[Work instructions]
Retype all of the data. Every line must match exactly.

[Data rows]
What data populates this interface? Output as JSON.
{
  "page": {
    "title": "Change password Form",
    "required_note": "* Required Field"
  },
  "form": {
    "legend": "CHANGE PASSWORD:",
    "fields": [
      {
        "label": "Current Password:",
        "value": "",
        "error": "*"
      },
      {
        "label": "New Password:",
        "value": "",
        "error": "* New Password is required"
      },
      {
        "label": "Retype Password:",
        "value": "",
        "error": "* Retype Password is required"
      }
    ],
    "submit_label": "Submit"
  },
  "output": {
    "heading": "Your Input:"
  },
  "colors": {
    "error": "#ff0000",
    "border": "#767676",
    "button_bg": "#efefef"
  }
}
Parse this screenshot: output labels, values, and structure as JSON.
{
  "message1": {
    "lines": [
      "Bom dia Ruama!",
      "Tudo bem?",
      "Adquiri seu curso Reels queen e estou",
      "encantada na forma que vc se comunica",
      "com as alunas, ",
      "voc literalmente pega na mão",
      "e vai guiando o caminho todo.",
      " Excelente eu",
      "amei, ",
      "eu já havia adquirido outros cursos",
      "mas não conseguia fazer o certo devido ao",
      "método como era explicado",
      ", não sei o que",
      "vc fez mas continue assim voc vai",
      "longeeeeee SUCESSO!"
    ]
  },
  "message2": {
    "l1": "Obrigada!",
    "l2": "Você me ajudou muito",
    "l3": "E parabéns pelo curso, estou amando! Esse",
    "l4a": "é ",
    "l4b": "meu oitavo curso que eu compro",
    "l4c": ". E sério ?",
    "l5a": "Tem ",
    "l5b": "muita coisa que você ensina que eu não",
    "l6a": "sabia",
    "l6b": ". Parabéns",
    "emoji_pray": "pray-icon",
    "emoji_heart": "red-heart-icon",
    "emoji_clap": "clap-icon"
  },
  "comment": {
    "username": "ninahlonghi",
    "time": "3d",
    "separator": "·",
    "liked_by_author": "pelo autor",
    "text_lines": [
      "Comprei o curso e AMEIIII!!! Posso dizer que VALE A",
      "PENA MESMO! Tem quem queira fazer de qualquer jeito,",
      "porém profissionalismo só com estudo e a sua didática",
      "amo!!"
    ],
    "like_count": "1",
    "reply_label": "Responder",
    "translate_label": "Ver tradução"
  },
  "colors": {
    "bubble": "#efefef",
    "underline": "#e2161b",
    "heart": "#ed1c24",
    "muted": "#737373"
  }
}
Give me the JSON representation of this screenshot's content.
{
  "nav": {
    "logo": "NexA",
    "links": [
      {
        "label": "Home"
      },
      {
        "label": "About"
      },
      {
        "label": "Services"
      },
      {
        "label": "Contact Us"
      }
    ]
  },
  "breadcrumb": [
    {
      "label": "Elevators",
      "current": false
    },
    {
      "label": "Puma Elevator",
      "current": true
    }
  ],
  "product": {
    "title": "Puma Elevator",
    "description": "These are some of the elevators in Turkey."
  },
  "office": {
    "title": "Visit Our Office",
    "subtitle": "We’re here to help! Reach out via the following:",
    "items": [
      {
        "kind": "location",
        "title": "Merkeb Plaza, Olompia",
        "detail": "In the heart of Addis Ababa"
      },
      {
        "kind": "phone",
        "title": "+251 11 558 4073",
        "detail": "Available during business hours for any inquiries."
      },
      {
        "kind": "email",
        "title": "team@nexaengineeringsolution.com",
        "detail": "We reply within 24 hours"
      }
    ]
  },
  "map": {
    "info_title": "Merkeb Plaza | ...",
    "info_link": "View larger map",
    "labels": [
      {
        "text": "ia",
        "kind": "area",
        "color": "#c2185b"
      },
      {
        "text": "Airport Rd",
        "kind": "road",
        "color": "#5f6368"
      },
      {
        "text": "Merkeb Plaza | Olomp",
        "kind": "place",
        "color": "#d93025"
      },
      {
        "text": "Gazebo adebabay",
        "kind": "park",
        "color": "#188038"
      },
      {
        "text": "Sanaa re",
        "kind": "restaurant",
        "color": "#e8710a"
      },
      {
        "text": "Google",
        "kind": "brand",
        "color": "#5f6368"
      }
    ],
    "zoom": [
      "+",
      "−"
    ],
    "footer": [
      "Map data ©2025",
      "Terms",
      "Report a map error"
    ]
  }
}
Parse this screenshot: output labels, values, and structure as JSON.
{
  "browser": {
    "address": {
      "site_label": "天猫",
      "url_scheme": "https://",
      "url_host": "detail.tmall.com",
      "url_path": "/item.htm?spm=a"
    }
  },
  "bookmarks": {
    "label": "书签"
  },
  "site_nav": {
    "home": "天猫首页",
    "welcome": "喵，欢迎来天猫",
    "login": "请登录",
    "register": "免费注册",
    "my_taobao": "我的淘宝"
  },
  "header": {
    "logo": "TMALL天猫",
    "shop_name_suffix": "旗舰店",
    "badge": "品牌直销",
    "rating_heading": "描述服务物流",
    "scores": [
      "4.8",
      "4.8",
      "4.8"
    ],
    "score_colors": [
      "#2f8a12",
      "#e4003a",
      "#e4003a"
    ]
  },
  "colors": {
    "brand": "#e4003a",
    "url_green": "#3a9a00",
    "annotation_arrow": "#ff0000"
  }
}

[Worked answer]
What data populates this interface? Output as JSON.
{
  "page": {
    "title": "Change password Form",
    "required_note": "* Required Field"
  },
  "form": {
    "legend": "CHANGE PASSWORD:",
    "fields": [
      {
        "label": "Current Password:",
        "value": "",
        "error": "*"
      },
      {
        "label": "New Password:",
        "value": "",
        "error": "* New Password is required"
      },
      {
        "label": "Retype Password:",
        "value": "",
        "error": "* Retype Password is required"
      }
    ],
    "submit_label": "Submit"
  },
  "output": {
    "heading": "Your Input:"
  },
  "colors": {
    "error": "#ff0000",
    "border": "#767676",
    "button_bg": "#efefef"
  }
}
Parse this screenshot: output labels, values, and structure as JSON.
{
  "message1": {
    "lines": [
      "Bom dia Ruama!",
      "Tudo bem?",
      "Adquiri seu curso Reels queen e estou",
      "encantada na forma que vc se comunica",
      "com as alunas, ",
      "voc literalmente pega na mão",
      "e vai guiando o caminho todo.",
      " Excelente eu",
      "amei, ",
      "eu já havia adquirido outros cursos",
      "mas não conseguia fazer o certo devido ao",
      "método como era explicado",
      ", não sei o que",
      "vc fez mas continue assim voc vai",
      "longeeeeee SUCESSO!"
    ]
  },
  "message2": {
    "l1": "Obrigada!",
    "l2": "Você me ajudou muito",
    "l3": "E parabéns pelo curso, estou amando! Esse",
    "l4a": "é ",
    "l4b": "meu oitavo curso que eu compro",
    "l4c": ". E sério ?",
    "l5a": "Tem ",
    "l5b": "muita coisa que você ensina que eu não",
    "l6a": "sabia",
    "l6b": ". Parabéns",
    "emoji_pray": "pray-icon",
    "emoji_heart": "red-heart-icon",
    "emoji_clap": "clap-icon"
  },
  "comment": {
    "username": "ninahlonghi",
    "time": "3d",
    "separator": "·",
    "liked_by_author": "pelo autor",
    "text_lines": [
      "Comprei o curso e AMEIIII!!! Posso dizer que VALE A",
      "PENA MESMO! Tem quem queira fazer de qualquer jeito,",
      "porém profissionalismo só com estudo e a sua didática",
      "amo!!"
    ],
    "like_count": "1",
    "reply_label": "Responder",
    "translate_label": "Ver tradução"
  },
  "colors": {
    "bubble": "#efefef",
    "underline": "#e2161b",
    "heart": "#ed1c24",
    "muted": "#737373"
  }
}
Give me the JSON representation of this screenshot's content.
{
  "nav": {
    "logo": "NexA",
    "links": [
      {
        "label": "Home"
      },
      {
        "label": "About"
      },
      {
        "label": "Services"
      },
      {
        "label": "Contact Us"
      }
    ]
  },
  "breadcrumb": [
    {
      "label": "Elevators",
      "current": false
    },
    {
      "label": "Puma Elevator",
      "current": true
    }
  ],
  "product": {
    "title": "Puma Elevator",
    "description": "These are some of the elevators in Turkey."
  },
  "office": {
    "title": "Visit Our Office",
    "subtitle": "We’re here to help! Reach out via the following:",
    "items": [
      {
        "kind": "location",
        "title": "Merkeb Plaza, Olompia",
        "detail": "In the heart of Addis Ababa"
      },
      {
        "kind": "phone",
        "title": "+251 11 558 4073",
        "detail": "Available during business hours for any inquiries."
      },
      {
        "kind": "email",
        "title": "team@nexaengineeringsolution.com",
        "detail": "We reply within 24 hours"
      }
    ]
  },
  "map": {
    "info_title": "Merkeb Plaza | ...",
    "info_link": "View larger map",
    "labels": [
      {
        "text": "ia",
        "kind": "area",
        "color": "#c2185b"
      },
      {
        "text": "Airport Rd",
        "kind": "road",
        "color": "#5f6368"
      },
      {
        "text": "Merkeb Plaza | Olomp",
        "kind": "place",
        "color": "#d93025"
      },
      {
        "text": "Gazebo adebabay",
        "kind": "park",
        "color": "#188038"
      },
      {
        "text": "Sanaa re",
        "kind": "restaurant",
        "color": "#e8710a"
      },
      {
        "text": "Google",
        "kind": "brand",
        "color": "#5f6368"
      }
    ],
    "zoom": [
      "+",
      "−"
    ],
    "footer": [
      "Map data ©2025",
      "Terms",
      "Report a map error"
    ]
  }
}
Parse this screenshot: output labels, values, and structure as JSON.
{
  "browser": {
    "address": {
      "site_label": "天猫",
      "url_scheme": "https://",
      "url_host": "detail.tmall.com",
      "url_path": "/item.htm?spm=a"
    }
  },
  "bookmarks": {
    "label": "书签"
  },
  "site_nav": {
    "home": "天猫首页",
    "welcome": "喵，欢迎来天猫",
    "login": "请登录",
    "register": "免费注册",
    "my_taobao": "我的淘宝"
  },
  "header": {
    "logo": "TMALL天猫",
    "shop_name_suffix": "旗舰店",
    "badge": "品牌直销",
    "rating_heading": "描述服务物流",
    "scores": [
      "4.8",
      "4.8",
      "4.8"
    ],
    "score_colors": [
      "#2f8a12",
      "#e4003a",
      "#e4003a"
    ]
  },
  "colors": {
    "brand": "#e4003a",
    "url_green": "#3a9a00",
    "annotation_arrow": "#ff0000"
  }
}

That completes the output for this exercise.